* Provided material
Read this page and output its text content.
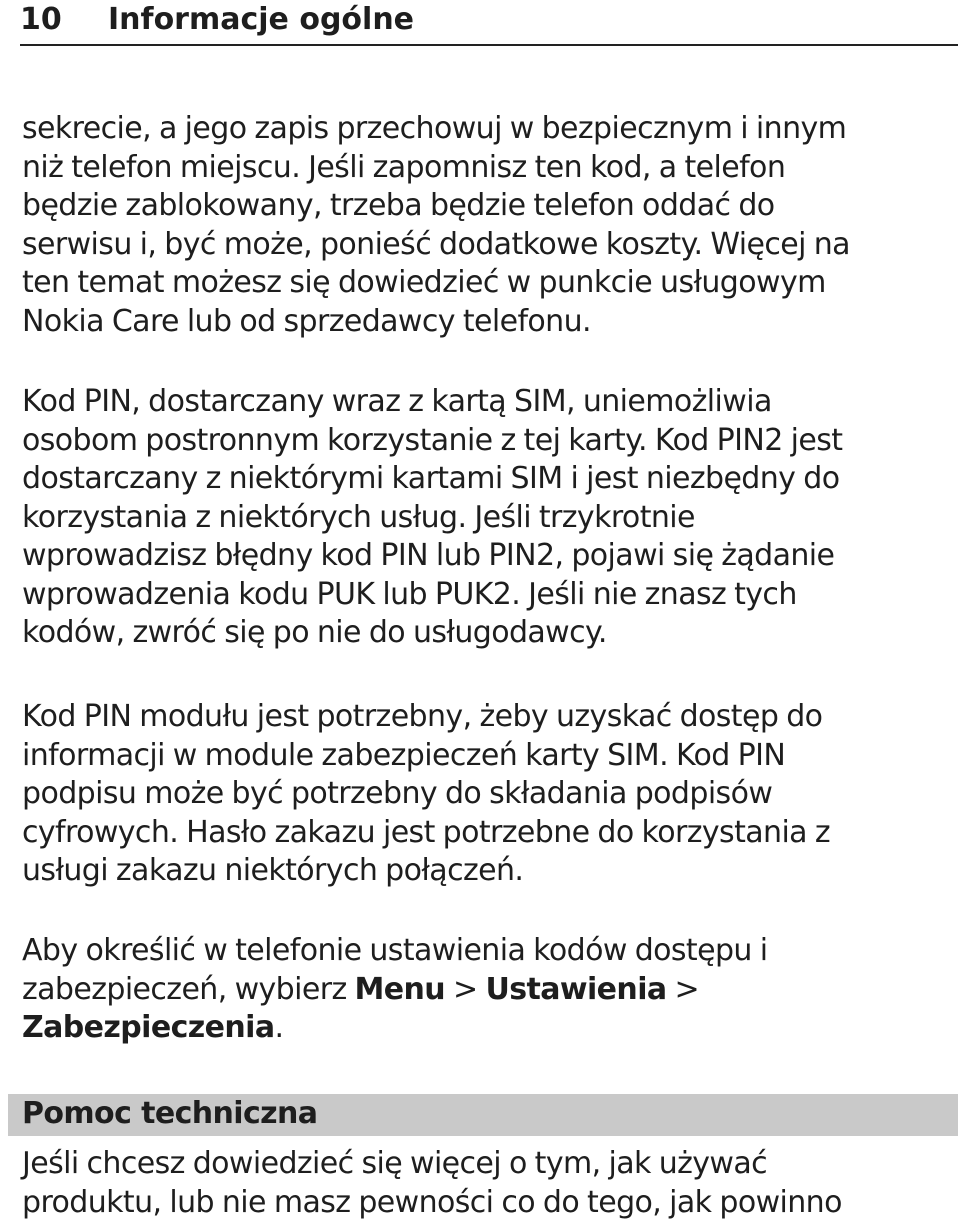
10 Informacje ogólne
sekrecie, a jego zapis przechowuj w bezpiecznym i innym
niż telefon miejscu. Jeśli zapomnisz ten kod, a telefon
będzie zablokowany, trzeba będzie telefon oddać do
serwisu i, być może, ponieść dodatkowe koszty. Więcej na
ten temat możesz się dowiedzieć w punkcie usługowym
Nokia Care lub od sprzedawcy telefonu.
Kod PIN, dostarczany wraz z kartą SIM, uniemożliwia
osobom postronnym korzystanie z tej karty. Kod PIN2 jest
dostarczany z niektórymi kartami SIM i jest niezbędny do
korzystania z niektórych usług. Jeśli trzykrotnie
wprowadzisz błędny kod PIN lub PIN2, pojawi się żądanie
wprowadzenia kodu PUK lub PUK2. Jeśli nie znasz tych
kodów, zwróć się po nie do usługodawcy.
Kod PIN modułu jest potrzebny, żeby uzyskać dostęp do
informacji w module zabezpieczeń karty SIM. Kod PIN
podpisu może być potrzebny do składania podpisów
cyfrowych. Hasło zakazu jest potrzebne do korzystania z
usługi zakazu niektórych połączeń.
Aby określić w telefonie ustawienia kodów dostępu i
zabezpieczeń, wybierz Menu > Ustawienia >
Zabezpieczenia.
Pomoc techniczna
Jeśli chcesz dowiedzieć się więcej o tym, jak używać
produktu, lub nie masz pewności co do tego, jak powinno
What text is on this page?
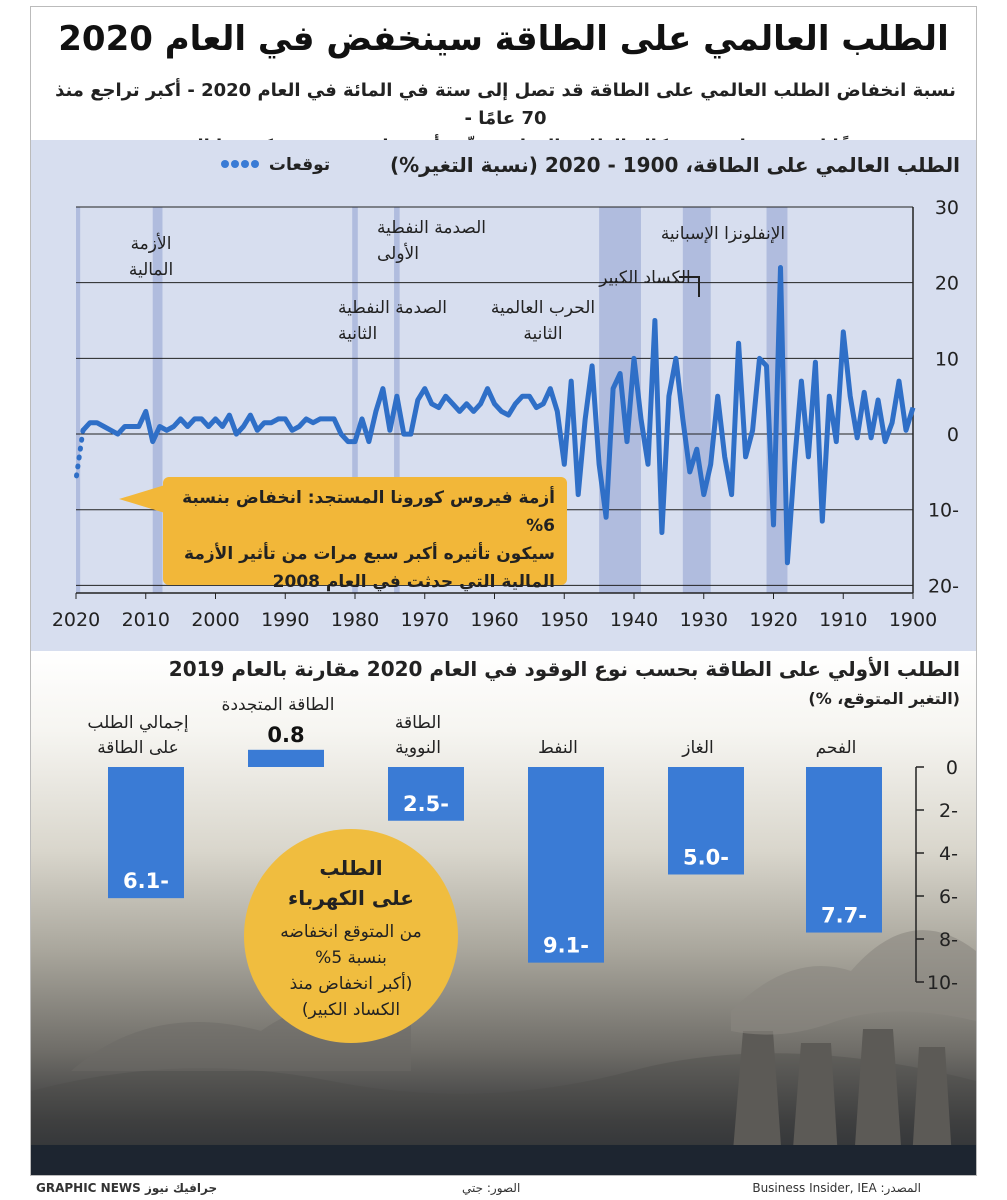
الطلب العالمي على الطاقة سينخفض في العام 2020
نسبة انخفاض الطلب العالمي على الطاقة قد تصل إلى ستة في المائة في العام 2020 - أكبر تراجع منذ 70 عامًا -
الطلب العالمي على الطاقة، 1900 - 2020 (نسبة التغير%)
توقعات
30
20
10
0
10-
20-
2020 2010 2000 1990 1980 1970 1960 1950 1940 1930 1920 1910 1900
الإنفلونزا الإسبانية
الكساد الكبير
الحرب العالمية الثانية
الصدمة النفطية الأولى
الصدمة النفطية الثانية
الأزمة المالية
أزمة فيروس كورونا المستجد: انخفاض بنسبة 6%
سيكون تأثيره أكبر سبع مرات من تأثير الأزمة
المالية التي حدثت في العام 2008
الطلب الأولي على الطاقة بحسب نوع الوقود في العام 2020 مقارنة بالعام 2019
(التغير المتوقع، %)
0
2-
4-
6-
8-
10-
7.7-
الفحم
5.0-
الغاز
9.1-
النفط
2.5-
الطاقة
النووية
0.8
الطاقة المتجددة
6.1-
إجمالي الطلب
على الطاقة
الطلب
على الكهرباء
من المتوقع انخفاضه
بنسبة 5%
(أكبر انخفاض منذ
الكساد الكبير)
المصدر: Business Insider, IEA
الصور: جتي
GRAPHIC NEWS جرافيك نيوز
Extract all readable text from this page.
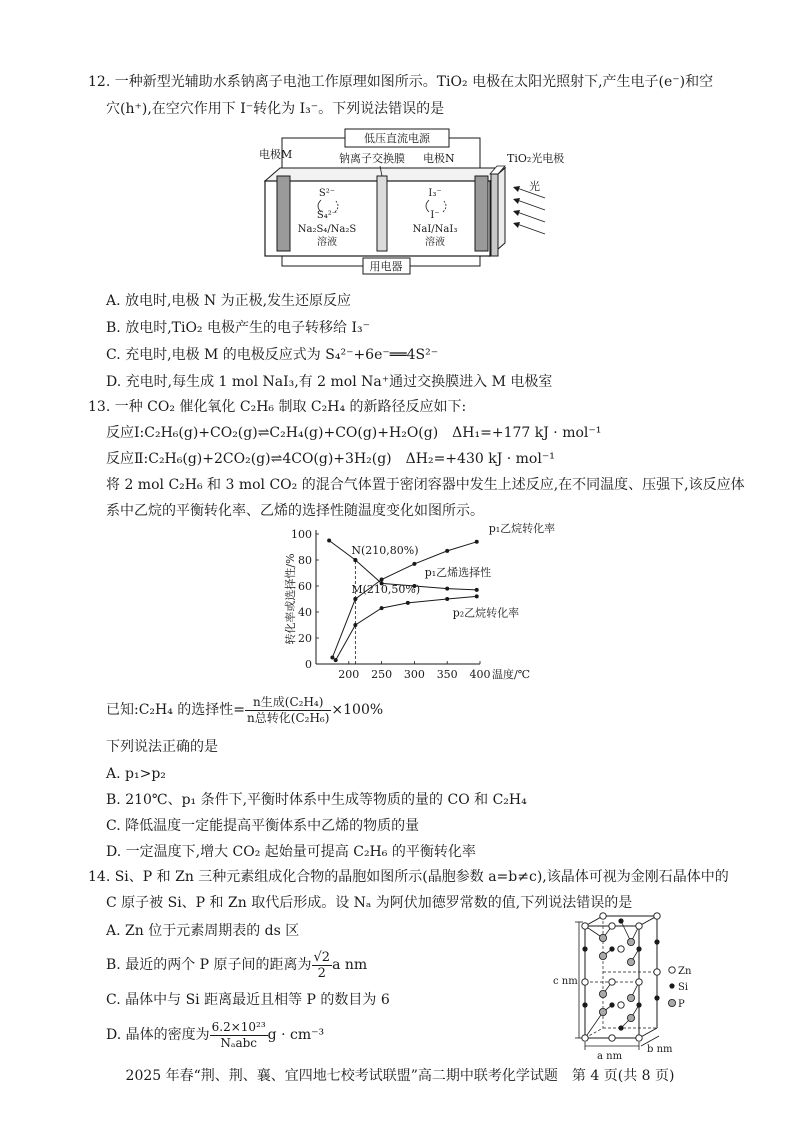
12. 一种新型光辅助水系钠离子电池工作原理如图所示。TiO₂ 电极在太阳光照射下,产生电子(e⁻)和空
穴(h⁺),在空穴作用下 I⁻转化为 I₃⁻。下列说法错误的是
低压直流电源
电极M	钠离子交换膜 电极N	TiO₂光电极
S²⁻
S₄²⁻
Na₂S₄/Na₂S
溶液
I₃⁻
I⁻
NaI/NaI₃
溶液
光
用电器
A. 放电时,电极 N 为正极,发生还原反应
B. 放电时,TiO₂ 电极产生的电子转移给 I₃⁻
C. 充电时,电极 M 的电极反应式为 S₄²⁻+6e⁻══4S²⁻
D. 充电时,每生成 1 mol NaI₃,有 2 mol Na⁺通过交换膜进入 M 电极室
13. 一种 CO₂ 催化氧化 C₂H₆ 制取 C₂H₄ 的新路径反应如下:
反应Ⅰ:C₂H₆(g)+CO₂(g)⇌C₂H₄(g)+CO(g)+H₂O(g)　ΔH₁=+177 kJ · mol⁻¹
反应Ⅱ:C₂H₆(g)+2CO₂(g)⇌4CO(g)+3H₂(g)　ΔH₂=+430 kJ · mol⁻¹
将 2 mol C₂H₆ 和 3 mol CO₂ 的混合气体置于密闭容器中发生上述反应,在不同温度、压强下,该反应体
系中乙烷的平衡转化率、乙烯的选择性随温度变化如图所示。
0
20
40
60
80
100
200 250 300 350 400 温度/℃
转化率或选择性/%
p₁乙烷转化率
p₁乙烯选择性
p₂乙烷转化率
N(210,80%)
M(210,50%)
已知:C₂H₄ 的选择性= $\frac{\text{n生成(C₂H₄)}}{\text{n总转化(C₂H₆)}} \times 100\%$
下列说法正确的是
A. p₁>p₂
B. 210℃、p₁ 条件下,平衡时体系中生成等物质的量的 CO 和 C₂H₄
C. 降低温度一定能提高平衡体系中乙烯的物质的量
D. 一定温度下,增大 CO₂ 起始量可提高 C₂H₆ 的平衡转化率
14. Si、P 和 Zn 三种元素组成化合物的晶胞如图所示(晶胞参数 a=b≠c),该晶体可视为金刚石晶体中的
C 原子被 Si、P 和 Zn 取代后形成。设 Nₐ 为阿伏加德罗常数的值,下列说法错误的是
A. Zn 位于元素周期表的 ds 区
B. 最近的两个 P 原子间的距离为 $\frac{√2}{2}$ a nm
C. 晶体中与 Si 距离最近且相等 P 的数目为 6
D. 晶体的密度为 $\frac{\text{6.2×10²³}}{\text{Nₐabc}}$ g · cm⁻³
c nm
Zn
Si
P
a nm
b nm
2025 年春“荆、荆、襄、宜四地七校考试联盟”高二期中联考化学试题　第 4 页(共 8 页)
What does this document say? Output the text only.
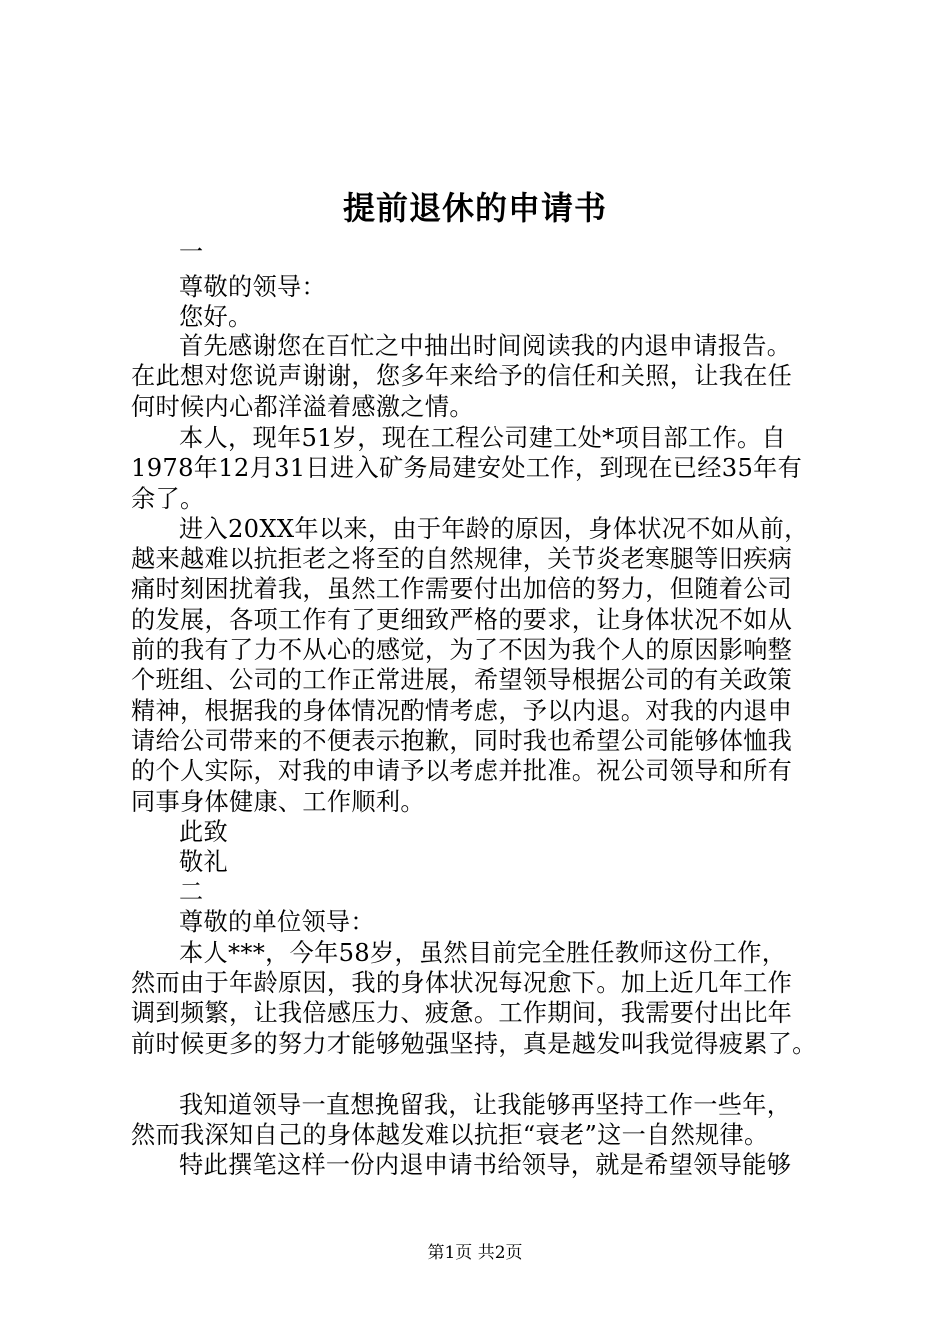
提前退休的申请书
一
尊敬的领导：
您好。
首先感谢您在百忙之中抽出时间阅读我的内退申请报告。
在此想对您说声谢谢，您多年来给予的信任和关照，让我在任
何时候内心都洋溢着感激之情。
本人，现年51岁，现在工程公司建工处*项目部工作。自
1978年12月31日进入矿务局建安处工作，到现在已经35年有
余了。
进入20XX年以来，由于年龄的原因，身体状况不如从前，
越来越难以抗拒老之将至的自然规律，关节炎老寒腿等旧疾病
痛时刻困扰着我，虽然工作需要付出加倍的努力，但随着公司
的发展，各项工作有了更细致严格的要求，让身体状况不如从
前的我有了力不从心的感觉，为了不因为我个人的原因影响整
个班组、公司的工作正常进展，希望领导根据公司的有关政策
精神，根据我的身体情况酌情考虑，予以内退。对我的内退申
请给公司带来的不便表示抱歉，同时我也希望公司能够体恤我
的个人实际，对我的申请予以考虑并批准。祝公司领导和所有
同事身体健康、工作顺利。
此致
敬礼
二
尊敬的单位领导：
本人***，今年58岁，虽然目前完全胜任教师这份工作，
然而由于年龄原因，我的身体状况每况愈下。加上近几年工作
调到频繁，让我倍感压力、疲惫。工作期间，我需要付出比年
前时候更多的努力才能够勉强坚持，真是越发叫我觉得疲累了。
我知道领导一直想挽留我，让我能够再坚持工作一些年，
然而我深知自己的身体越发难以抗拒“衰老”这一自然规律。
特此撰笔这样一份内退申请书给领导，就是希望领导能够
第1页 共2页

* Aim of the task
Output the entries above exactly. Drop the pictures.

* Exercise output
Read this page and output its text content.
10 Informacje ogólne
sekrecie, a jego zapis przechowuj w bezpiecznym i innym
niż telefon miejscu. Jeśli zapomnisz ten kod, a telefon
będzie zablokowany, trzeba będzie telefon oddać do
serwisu i, być może, ponieść dodatkowe koszty. Więcej na
ten temat możesz się dowiedzieć w punkcie usługowym
Nokia Care lub od sprzedawcy telefonu.
Kod PIN, dostarczany wraz z kartą SIM, uniemożliwia
osobom postronnym korzystanie z tej karty. Kod PIN2 jest
dostarczany z niektórymi kartami SIM i jest niezbędny do
korzystania z niektórych usług. Jeśli trzykrotnie
wprowadzisz błędny kod PIN lub PIN2, pojawi się żądanie
wprowadzenia kodu PUK lub PUK2. Jeśli nie znasz tych
kodów, zwróć się po nie do usługodawcy.
Kod PIN modułu jest potrzebny, żeby uzyskać dostęp do
informacji w module zabezpieczeń karty SIM. Kod PIN
podpisu może być potrzebny do składania podpisów
cyfrowych. Hasło zakazu jest potrzebne do korzystania z
usługi zakazu niektórych połączeń.
Aby określić w telefonie ustawienia kodów dostępu i
zabezpieczeń, wybierz Menu > Ustawienia >
Zabezpieczenia.
Pomoc techniczna
Jeśli chcesz dowiedzieć się więcej o tym, jak używać
produktu, lub nie masz pewności co do tego, jak powinno
What text is on this page?
الطلب العالمي على الطاقة سينخفض في العام 2020
نسبة انخفاض الطلب العالمي على الطاقة قد تصل إلى ستة في المائة في العام 2020 - أكبر تراجع منذ 70 عامًا -
الطلب العالمي على الطاقة، 1900 - 2020 (نسبة التغير%)
توقعات
30
20
10
0
10-
20-
2020 2010 2000 1990 1980 1970 1960 1950 1940 1930 1920 1910 1900
الإنفلونزا الإسبانية
الكساد الكبير
الحرب العالمية الثانية
الصدمة النفطية الأولى
الصدمة النفطية الثانية
الأزمة المالية
أزمة فيروس كورونا المستجد: انخفاض بنسبة 6%
سيكون تأثيره أكبر سبع مرات من تأثير الأزمة
المالية التي حدثت في العام 2008
الطلب الأولي على الطاقة بحسب نوع الوقود في العام 2020 مقارنة بالعام 2019
(التغير المتوقع، %)
0
2-
4-
6-
8-
10-
7.7-
الفحم
5.0-
الغاز
9.1-
النفط
2.5-
الطاقة
النووية
0.8
الطاقة المتجددة
6.1-
إجمالي الطلب
على الطاقة
الطلب
على الكهرباء
من المتوقع انخفاضه
بنسبة 5%
(أكبر انخفاض منذ
الكساد الكبير)
المصدر: Business Insider, IEA
الصور: جتي
GRAPHIC NEWS جرافيك نيوز
Extract all readable text from this page.
12. 一种新型光辅助水系钠离子电池工作原理如图所示。TiO₂ 电极在太阳光照射下,产生电子(e⁻)和空
穴(h⁺),在空穴作用下 I⁻转化为 I₃⁻。下列说法错误的是
低压直流电源
电极M	钠离子交换膜 电极N	TiO₂光电极
S²⁻
S₄²⁻
Na₂S₄/Na₂S
溶液
I₃⁻
I⁻
NaI/NaI₃
溶液
光
用电器
A. 放电时,电极 N 为正极,发生还原反应
B. 放电时,TiO₂ 电极产生的电子转移给 I₃⁻
C. 充电时,电极 M 的电极反应式为 S₄²⁻+6e⁻══4S²⁻
D. 充电时,每生成 1 mol NaI₃,有 2 mol Na⁺通过交换膜进入 M 电极室
13. 一种 CO₂ 催化氧化 C₂H₆ 制取 C₂H₄ 的新路径反应如下:
反应Ⅰ:C₂H₆(g)+CO₂(g)⇌C₂H₄(g)+CO(g)+H₂O(g)　ΔH₁=+177 kJ · mol⁻¹
反应Ⅱ:C₂H₆(g)+2CO₂(g)⇌4CO(g)+3H₂(g)　ΔH₂=+430 kJ · mol⁻¹
将 2 mol C₂H₆ 和 3 mol CO₂ 的混合气体置于密闭容器中发生上述反应,在不同温度、压强下,该反应体
系中乙烷的平衡转化率、乙烯的选择性随温度变化如图所示。
0
20
40
60
80
100
200 250 300 350 400 温度/℃
转化率或选择性/%
p₁乙烷转化率
p₁乙烯选择性
p₂乙烷转化率
N(210,80%)
M(210,50%)
已知:C₂H₄ 的选择性= $\frac{\text{n生成(C₂H₄)}}{\text{n总转化(C₂H₆)}} \times 100\%$
下列说法正确的是
A. p₁>p₂
B. 210℃、p₁ 条件下,平衡时体系中生成等物质的量的 CO 和 C₂H₄
C. 降低温度一定能提高平衡体系中乙烯的物质的量
D. 一定温度下,增大 CO₂ 起始量可提高 C₂H₆ 的平衡转化率
14. Si、P 和 Zn 三种元素组成化合物的晶胞如图所示(晶胞参数 a=b≠c),该晶体可视为金刚石晶体中的
C 原子被 Si、P 和 Zn 取代后形成。设 Nₐ 为阿伏加德罗常数的值,下列说法错误的是
A. Zn 位于元素周期表的 ds 区
B. 最近的两个 P 原子间的距离为 $\frac{√2}{2}$ a nm
C. 晶体中与 Si 距离最近且相等 P 的数目为 6
D. 晶体的密度为 $\frac{\text{6.2×10²³}}{\text{Nₐabc}}$ g · cm⁻³
c nm
Zn
Si
P
a nm
b nm
2025 年春“荆、荆、襄、宜四地七校考试联盟”高二期中联考化学试题　第 4 页(共 8 页)
What does this document say? Output the text only.
提前退休的申请书
一
尊敬的领导：
您好。
首先感谢您在百忙之中抽出时间阅读我的内退申请报告。
在此想对您说声谢谢，您多年来给予的信任和关照，让我在任
何时候内心都洋溢着感激之情。
本人，现年51岁，现在工程公司建工处*项目部工作。自
1978年12月31日进入矿务局建安处工作，到现在已经35年有
余了。
进入20XX年以来，由于年龄的原因，身体状况不如从前，
越来越难以抗拒老之将至的自然规律，关节炎老寒腿等旧疾病
痛时刻困扰着我，虽然工作需要付出加倍的努力，但随着公司
的发展，各项工作有了更细致严格的要求，让身体状况不如从
前的我有了力不从心的感觉，为了不因为我个人的原因影响整
个班组、公司的工作正常进展，希望领导根据公司的有关政策
精神，根据我的身体情况酌情考虑，予以内退。对我的内退申
请给公司带来的不便表示抱歉，同时我也希望公司能够体恤我
的个人实际，对我的申请予以考虑并批准。祝公司领导和所有
同事身体健康、工作顺利。
此致
敬礼
二
尊敬的单位领导：
本人***，今年58岁，虽然目前完全胜任教师这份工作，
然而由于年龄原因，我的身体状况每况愈下。加上近几年工作
调到频繁，让我倍感压力、疲惫。工作期间，我需要付出比年
前时候更多的努力才能够勉强坚持，真是越发叫我觉得疲累了。
我知道领导一直想挽留我，让我能够再坚持工作一些年，
然而我深知自己的身体越发难以抗拒“衰老”这一自然规律。
特此撰笔这样一份内退申请书给领导，就是希望领导能够
第1页 共2页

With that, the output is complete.